_REQUIREMENTS:_
Write out each line exactly as it stands, please.

_INFORMATION SUPPLIED:_
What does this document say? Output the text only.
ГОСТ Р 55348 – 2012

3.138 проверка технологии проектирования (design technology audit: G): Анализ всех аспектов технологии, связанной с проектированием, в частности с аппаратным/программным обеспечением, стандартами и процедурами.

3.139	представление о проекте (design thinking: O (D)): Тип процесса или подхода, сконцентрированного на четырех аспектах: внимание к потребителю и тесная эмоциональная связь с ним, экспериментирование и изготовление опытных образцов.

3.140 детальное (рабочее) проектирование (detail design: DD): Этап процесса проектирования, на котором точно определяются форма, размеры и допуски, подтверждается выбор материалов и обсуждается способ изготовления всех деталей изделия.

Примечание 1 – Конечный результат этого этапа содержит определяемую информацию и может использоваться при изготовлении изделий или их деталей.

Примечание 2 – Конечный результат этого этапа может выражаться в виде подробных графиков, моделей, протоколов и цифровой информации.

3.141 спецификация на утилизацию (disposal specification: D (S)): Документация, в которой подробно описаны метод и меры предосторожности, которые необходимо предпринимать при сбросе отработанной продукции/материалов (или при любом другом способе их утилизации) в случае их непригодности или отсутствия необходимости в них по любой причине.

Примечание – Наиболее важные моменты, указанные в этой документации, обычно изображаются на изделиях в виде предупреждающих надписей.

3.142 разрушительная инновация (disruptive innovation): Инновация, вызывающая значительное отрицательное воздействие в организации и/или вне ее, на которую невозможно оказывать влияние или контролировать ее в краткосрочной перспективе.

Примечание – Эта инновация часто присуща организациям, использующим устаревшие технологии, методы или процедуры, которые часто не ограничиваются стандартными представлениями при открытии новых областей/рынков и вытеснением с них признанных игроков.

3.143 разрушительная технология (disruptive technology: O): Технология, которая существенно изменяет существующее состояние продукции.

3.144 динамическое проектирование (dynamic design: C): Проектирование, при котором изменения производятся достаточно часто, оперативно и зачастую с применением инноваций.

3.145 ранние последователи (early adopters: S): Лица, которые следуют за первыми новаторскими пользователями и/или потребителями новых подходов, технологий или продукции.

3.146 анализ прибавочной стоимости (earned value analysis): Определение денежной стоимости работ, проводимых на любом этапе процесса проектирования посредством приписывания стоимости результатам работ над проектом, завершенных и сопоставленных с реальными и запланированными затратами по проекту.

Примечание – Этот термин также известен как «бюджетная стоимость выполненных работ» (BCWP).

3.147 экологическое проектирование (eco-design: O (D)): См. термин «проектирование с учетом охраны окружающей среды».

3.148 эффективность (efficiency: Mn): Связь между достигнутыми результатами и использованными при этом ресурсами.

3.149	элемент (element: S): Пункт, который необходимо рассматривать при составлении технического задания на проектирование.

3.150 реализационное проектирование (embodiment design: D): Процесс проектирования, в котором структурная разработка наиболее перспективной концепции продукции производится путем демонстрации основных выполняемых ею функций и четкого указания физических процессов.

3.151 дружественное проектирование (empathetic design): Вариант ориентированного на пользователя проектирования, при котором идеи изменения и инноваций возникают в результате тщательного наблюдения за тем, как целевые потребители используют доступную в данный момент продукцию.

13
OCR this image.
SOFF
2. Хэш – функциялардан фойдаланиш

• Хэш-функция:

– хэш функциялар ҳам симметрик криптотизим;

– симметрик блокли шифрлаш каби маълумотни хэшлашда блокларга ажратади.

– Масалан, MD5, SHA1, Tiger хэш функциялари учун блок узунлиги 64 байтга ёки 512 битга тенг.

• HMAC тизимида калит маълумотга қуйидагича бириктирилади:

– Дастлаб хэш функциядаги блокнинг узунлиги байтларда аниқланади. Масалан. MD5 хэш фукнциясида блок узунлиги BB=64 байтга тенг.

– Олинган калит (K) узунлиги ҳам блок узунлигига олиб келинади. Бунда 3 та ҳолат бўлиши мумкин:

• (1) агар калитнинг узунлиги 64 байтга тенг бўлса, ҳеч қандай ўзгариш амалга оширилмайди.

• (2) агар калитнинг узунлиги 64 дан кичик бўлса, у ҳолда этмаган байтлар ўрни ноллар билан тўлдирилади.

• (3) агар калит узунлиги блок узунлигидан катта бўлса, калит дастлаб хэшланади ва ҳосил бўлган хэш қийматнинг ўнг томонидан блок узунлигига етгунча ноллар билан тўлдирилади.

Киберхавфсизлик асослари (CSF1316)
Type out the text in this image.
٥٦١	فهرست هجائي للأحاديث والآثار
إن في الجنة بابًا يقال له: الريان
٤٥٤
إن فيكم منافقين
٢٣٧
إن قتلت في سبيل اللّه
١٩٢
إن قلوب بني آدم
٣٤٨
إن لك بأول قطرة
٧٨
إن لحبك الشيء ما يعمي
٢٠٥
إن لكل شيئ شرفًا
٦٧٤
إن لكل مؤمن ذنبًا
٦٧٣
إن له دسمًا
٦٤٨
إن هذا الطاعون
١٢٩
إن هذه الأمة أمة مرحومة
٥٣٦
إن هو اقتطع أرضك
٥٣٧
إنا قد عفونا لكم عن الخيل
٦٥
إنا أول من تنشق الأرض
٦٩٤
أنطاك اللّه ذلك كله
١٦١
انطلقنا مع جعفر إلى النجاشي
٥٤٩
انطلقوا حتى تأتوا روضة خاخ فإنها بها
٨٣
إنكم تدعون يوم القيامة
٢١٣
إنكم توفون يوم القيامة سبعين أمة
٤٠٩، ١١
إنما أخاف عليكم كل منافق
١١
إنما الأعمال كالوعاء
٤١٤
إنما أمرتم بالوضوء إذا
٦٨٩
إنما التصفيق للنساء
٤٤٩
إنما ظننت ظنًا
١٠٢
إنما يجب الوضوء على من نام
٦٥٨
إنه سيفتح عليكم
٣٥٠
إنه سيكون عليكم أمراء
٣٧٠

_RESULT FOR THIS TASK:_
What does this document say? Output the text only.
ГОСТ Р 55348 – 2012

3.138 проверка технологии проектирования (design technology audit: G): Анализ всех аспектов технологии, связанной с проектированием, в частности с аппаратным/программным обеспечением, стандартами и процедурами.

3.139	представление о проекте (design thinking: O (D)): Тип процесса или подхода, сконцентрированного на четырех аспектах: внимание к потребителю и тесная эмоциональная связь с ним, экспериментирование и изготовление опытных образцов.

3.140 детальное (рабочее) проектирование (detail design: DD): Этап процесса проектирования, на котором точно определяются форма, размеры и допуски, подтверждается выбор материалов и обсуждается способ изготовления всех деталей изделия.

Примечание 1 – Конечный результат этого этапа содержит определяемую информацию и может использоваться при изготовлении изделий или их деталей.

Примечание 2 – Конечный результат этого этапа может выражаться в виде подробных графиков, моделей, протоколов и цифровой информации.

3.141 спецификация на утилизацию (disposal specification: D (S)): Документация, в которой подробно описаны метод и меры предосторожности, которые необходимо предпринимать при сбросе отработанной продукции/материалов (или при любом другом способе их утилизации) в случае их непригодности или отсутствия необходимости в них по любой причине.

Примечание – Наиболее важные моменты, указанные в этой документации, обычно изображаются на изделиях в виде предупреждающих надписей.

3.142 разрушительная инновация (disruptive innovation): Инновация, вызывающая значительное отрицательное воздействие в организации и/или вне ее, на которую невозможно оказывать влияние или контролировать ее в краткосрочной перспективе.

Примечание – Эта инновация часто присуща организациям, использующим устаревшие технологии, методы или процедуры, которые часто не ограничиваются стандартными представлениями при открытии новых областей/рынков и вытеснением с них признанных игроков.

3.143 разрушительная технология (disruptive technology: O): Технология, которая существенно изменяет существующее состояние продукции.

3.144 динамическое проектирование (dynamic design: C): Проектирование, при котором изменения производятся достаточно часто, оперативно и зачастую с применением инноваций.

3.145 ранние последователи (early adopters: S): Лица, которые следуют за первыми новаторскими пользователями и/или потребителями новых подходов, технологий или продукции.

3.146 анализ прибавочной стоимости (earned value analysis): Определение денежной стоимости работ, проводимых на любом этапе процесса проектирования посредством приписывания стоимости результатам работ над проектом, завершенных и сопоставленных с реальными и запланированными затратами по проекту.

Примечание – Этот термин также известен как «бюджетная стоимость выполненных работ» (BCWP).

3.147 экологическое проектирование (eco-design: O (D)): См. термин «проектирование с учетом охраны окружающей среды».

3.148 эффективность (efficiency: Mn): Связь между достигнутыми результатами и использованными при этом ресурсами.

3.149	элемент (element: S): Пункт, который необходимо рассматривать при составлении технического задания на проектирование.

3.150 реализационное проектирование (embodiment design: D): Процесс проектирования, в котором структурная разработка наиболее перспективной концепции продукции производится путем демонстрации основных выполняемых ею функций и четкого указания физических процессов.

3.151 дружественное проектирование (empathetic design): Вариант ориентированного на пользователя проектирования, при котором идеи изменения и инноваций возникают в результате тщательного наблюдения за тем, как целевые потребители используют доступную в данный момент продукцию.

13
OCR this image.
SOFF
2. Хэш – функциялардан фойдаланиш

• Хэш-функция:

– хэш функциялар ҳам симметрик криптотизим;

– симметрик блокли шифрлаш каби маълумотни хэшлашда блокларга ажратади.

– Масалан, MD5, SHA1, Tiger хэш функциялари учун блок узунлиги 64 байтга ёки 512 битга тенг.

• HMAC тизимида калит маълумотга қуйидагича бириктирилади:

– Дастлаб хэш функциядаги блокнинг узунлиги байтларда аниқланади. Масалан. MD5 хэш фукнциясида блок узунлиги BB=64 байтга тенг.

– Олинган калит (K) узунлиги ҳам блок узунлигига олиб келинади. Бунда 3 та ҳолат бўлиши мумкин:

• (1) агар калитнинг узунлиги 64 байтга тенг бўлса, ҳеч қандай ўзгариш амалга оширилмайди.

• (2) агар калитнинг узунлиги 64 дан кичик бўлса, у ҳолда этмаган байтлар ўрни ноллар билан тўлдирилади.

• (3) агар калит узунлиги блок узунлигидан катта бўлса, калит дастлаб хэшланади ва ҳосил бўлган хэш қийматнинг ўнг томонидан блок узунлигига етгунча ноллар билан тўлдирилади.

Киберхавфсизлик асослари (CSF1316)
Type out the text in this image.
٥٦١	فهرست هجائي للأحاديث والآثار
إن في الجنة بابًا يقال له: الريان
٤٥٤
إن فيكم منافقين
٢٣٧
إن قتلت في سبيل اللّه
١٩٢
إن قلوب بني آدم
٣٤٨
إن لك بأول قطرة
٧٨
إن لحبك الشيء ما يعمي
٢٠٥
إن لكل شيئ شرفًا
٦٧٤
إن لكل مؤمن ذنبًا
٦٧٣
إن له دسمًا
٦٤٨
إن هذا الطاعون
١٢٩
إن هذه الأمة أمة مرحومة
٥٣٦
إن هو اقتطع أرضك
٥٣٧
إنا قد عفونا لكم عن الخيل
٦٥
إنا أول من تنشق الأرض
٦٩٤
أنطاك اللّه ذلك كله
١٦١
انطلقنا مع جعفر إلى النجاشي
٥٤٩
انطلقوا حتى تأتوا روضة خاخ فإنها بها
٨٣
إنكم تدعون يوم القيامة
٢١٣
إنكم توفون يوم القيامة سبعين أمة
٤٠٩، ١١
إنما أخاف عليكم كل منافق
١١
إنما الأعمال كالوعاء
٤١٤
إنما أمرتم بالوضوء إذا
٦٨٩
إنما التصفيق للنساء
٤٤٩
إنما ظننت ظنًا
١٠٢
إنما يجب الوضوء على من نام
٦٥٨
إنه سيفتح عليكم
٣٥٠
إنه سيكون عليكم أمراء
٣٧٠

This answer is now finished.